#### Listing
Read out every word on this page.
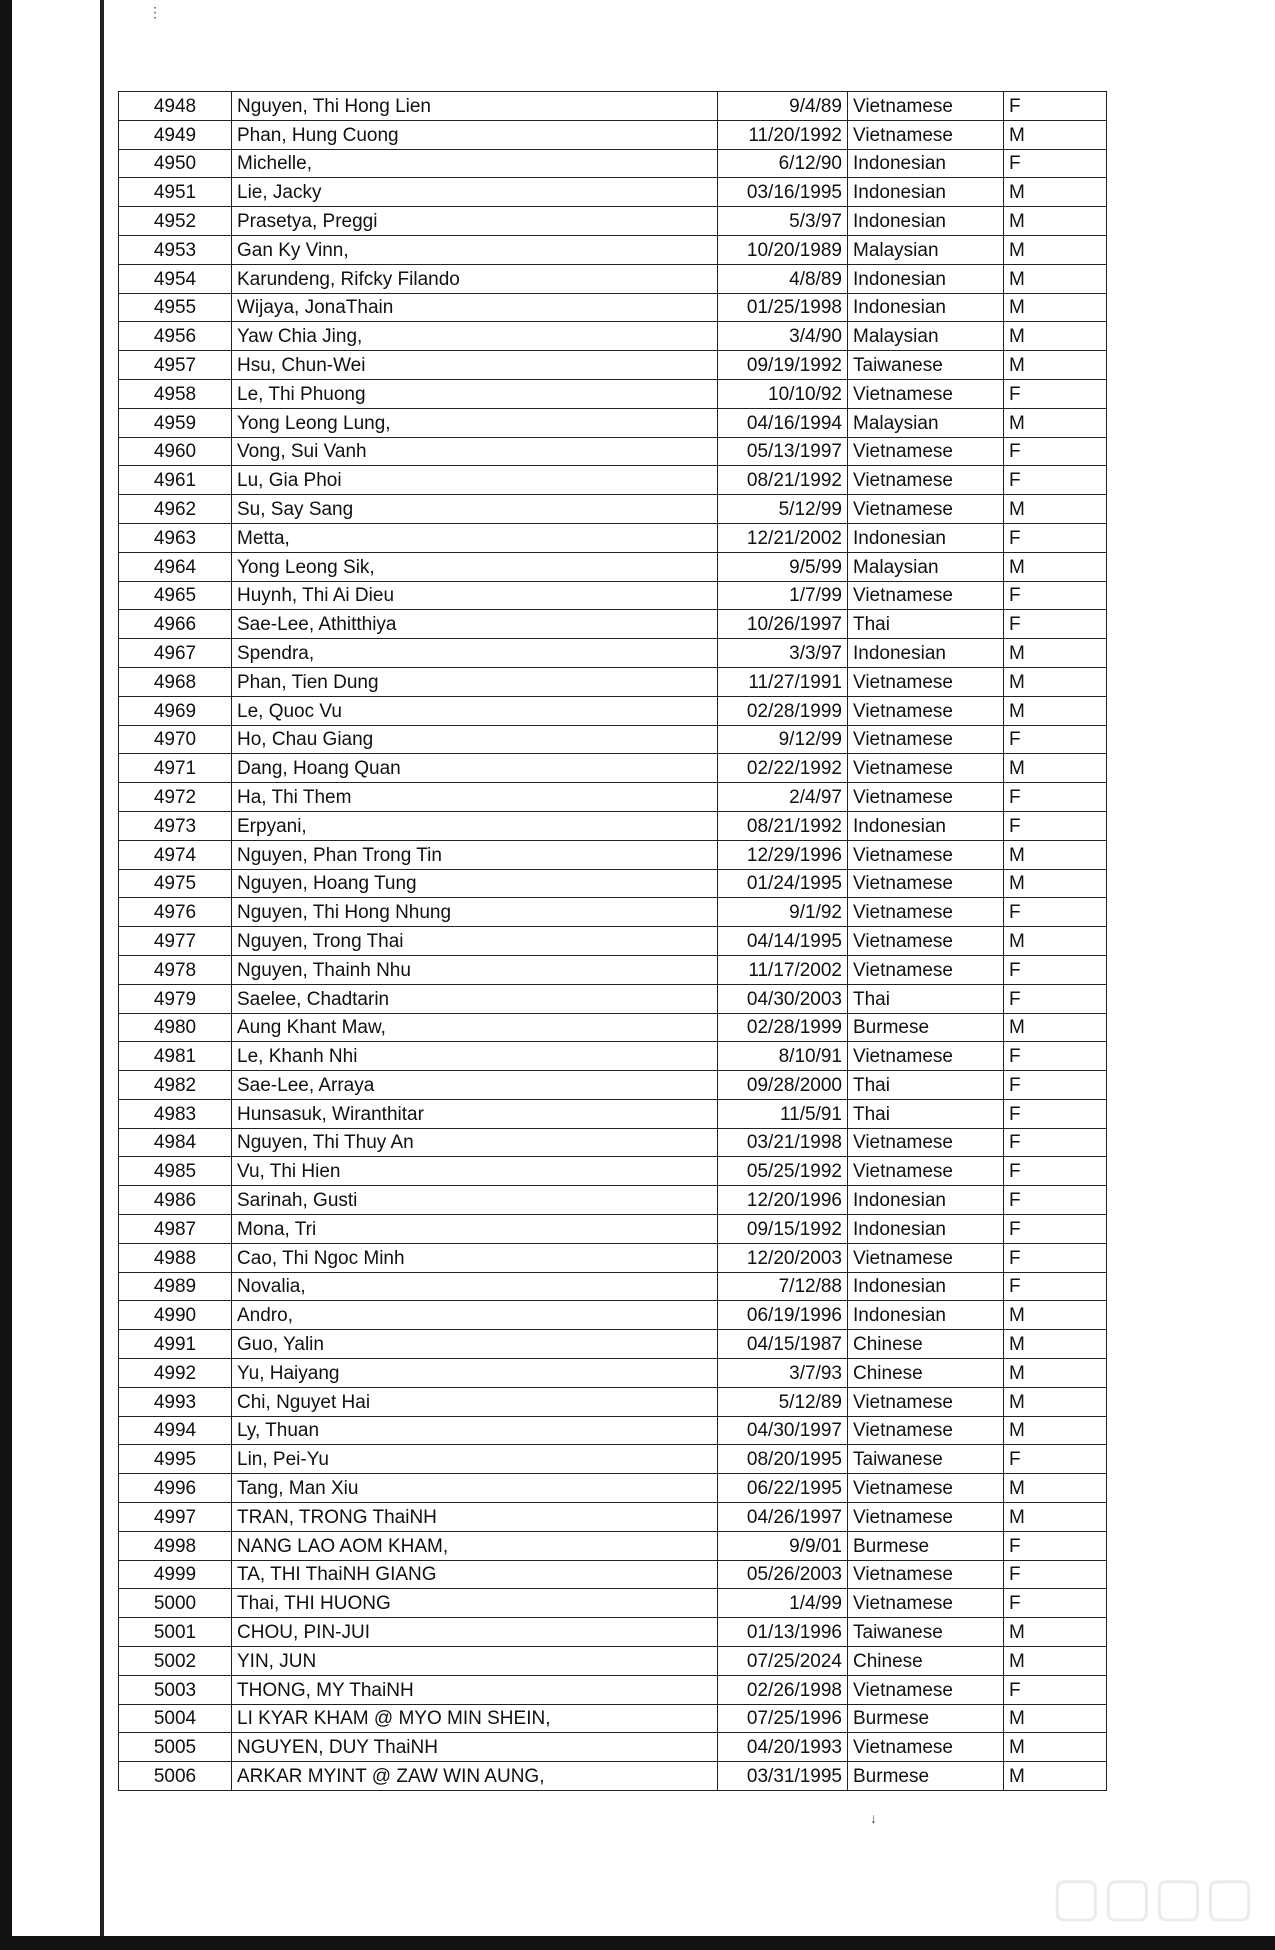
⋮
↓
4948	Nguyen, Thi Hong Lien	9/4/89	Vietnamese	F
4949	Phan, Hung Cuong	11/20/1992	Vietnamese	M
4950	Michelle,	6/12/90	Indonesian	F
4951	Lie, Jacky	03/16/1995	Indonesian	M
4952	Prasetya, Preggi	5/3/97	Indonesian	M
4953	Gan Ky Vinn,	10/20/1989	Malaysian	M
4954	Karundeng, Rifcky Filando	4/8/89	Indonesian	M
4955	Wijaya, JonaThain	01/25/1998	Indonesian	M
4956	Yaw Chia Jing,	3/4/90	Malaysian	M
4957	Hsu, Chun-Wei	09/19/1992	Taiwanese	M
4958	Le, Thi Phuong	10/10/92	Vietnamese	F
4959	Yong Leong Lung,	04/16/1994	Malaysian	M
4960	Vong, Sui Vanh	05/13/1997	Vietnamese	F
4961	Lu, Gia Phoi	08/21/1992	Vietnamese	F
4962	Su, Say Sang	5/12/99	Vietnamese	M
4963	Metta,	12/21/2002	Indonesian	F
4964	Yong Leong Sik,	9/5/99	Malaysian	M
4965	Huynh, Thi Ai Dieu	1/7/99	Vietnamese	F
4966	Sae-Lee, Athitthiya	10/26/1997	Thai	F
4967	Spendra,	3/3/97	Indonesian	M
4968	Phan, Tien Dung	11/27/1991	Vietnamese	M
4969	Le, Quoc Vu	02/28/1999	Vietnamese	M
4970	Ho, Chau Giang	9/12/99	Vietnamese	F
4971	Dang, Hoang Quan	02/22/1992	Vietnamese	M
4972	Ha, Thi Them	2/4/97	Vietnamese	F
4973	Erpyani,	08/21/1992	Indonesian	F
4974	Nguyen, Phan Trong Tin	12/29/1996	Vietnamese	M
4975	Nguyen, Hoang Tung	01/24/1995	Vietnamese	M
4976	Nguyen, Thi Hong Nhung	9/1/92	Vietnamese	F
4977	Nguyen, Trong Thai	04/14/1995	Vietnamese	M
4978	Nguyen, Thainh Nhu	11/17/2002	Vietnamese	F
4979	Saelee, Chadtarin	04/30/2003	Thai	F
4980	Aung Khant Maw,	02/28/1999	Burmese	M
4981	Le, Khanh Nhi	8/10/91	Vietnamese	F
4982	Sae-Lee, Arraya	09/28/2000	Thai	F
4983	Hunsasuk, Wiranthitar	11/5/91	Thai	F
4984	Nguyen, Thi Thuy An	03/21/1998	Vietnamese	F
4985	Vu, Thi Hien	05/25/1992	Vietnamese	F
4986	Sarinah, Gusti	12/20/1996	Indonesian	F
4987	Mona, Tri	09/15/1992	Indonesian	F
4988	Cao, Thi Ngoc Minh	12/20/2003	Vietnamese	F
4989	Novalia,	7/12/88	Indonesian	F
4990	Andro,	06/19/1996	Indonesian	M
4991	Guo, Yalin	04/15/1987	Chinese	M
4992	Yu, Haiyang	3/7/93	Chinese	M
4993	Chi, Nguyet Hai	5/12/89	Vietnamese	M
4994	Ly, Thuan	04/30/1997	Vietnamese	M
4995	Lin, Pei-Yu	08/20/1995	Taiwanese	F
4996	Tang, Man Xiu	06/22/1995	Vietnamese	M
4997	TRAN, TRONG ThaiNH	04/26/1997	Vietnamese	M
4998	NANG LAO AOM KHAM,	9/9/01	Burmese	F
4999	TA, THI ThaiNH GIANG	05/26/2003	Vietnamese	F
5000	Thai, THI HUONG	1/4/99	Vietnamese	F
5001	CHOU, PIN-JUI	01/13/1996	Taiwanese	M
5002	YIN, JUN	07/25/2024	Chinese	M
5003	THONG, MY ThaiNH	02/26/1998	Vietnamese	F
5004	LI KYAR KHAM @ MYO MIN SHEIN,	07/25/1996	Burmese	M
5005	NGUYEN, DUY ThaiNH	04/20/1993	Vietnamese	M
5006	ARKAR MYINT @ ZAW WIN AUNG,	03/31/1995	Burmese	M
▢▢▢▢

#### To be done
List every line above that contains the word "Chinese".

#### Result
4991	Guo, Yalin	04/15/1987	Chinese	M
4992	Yu, Haiyang	3/7/93	Chinese	M
5002	YIN, JUN	07/25/2024	Chinese	M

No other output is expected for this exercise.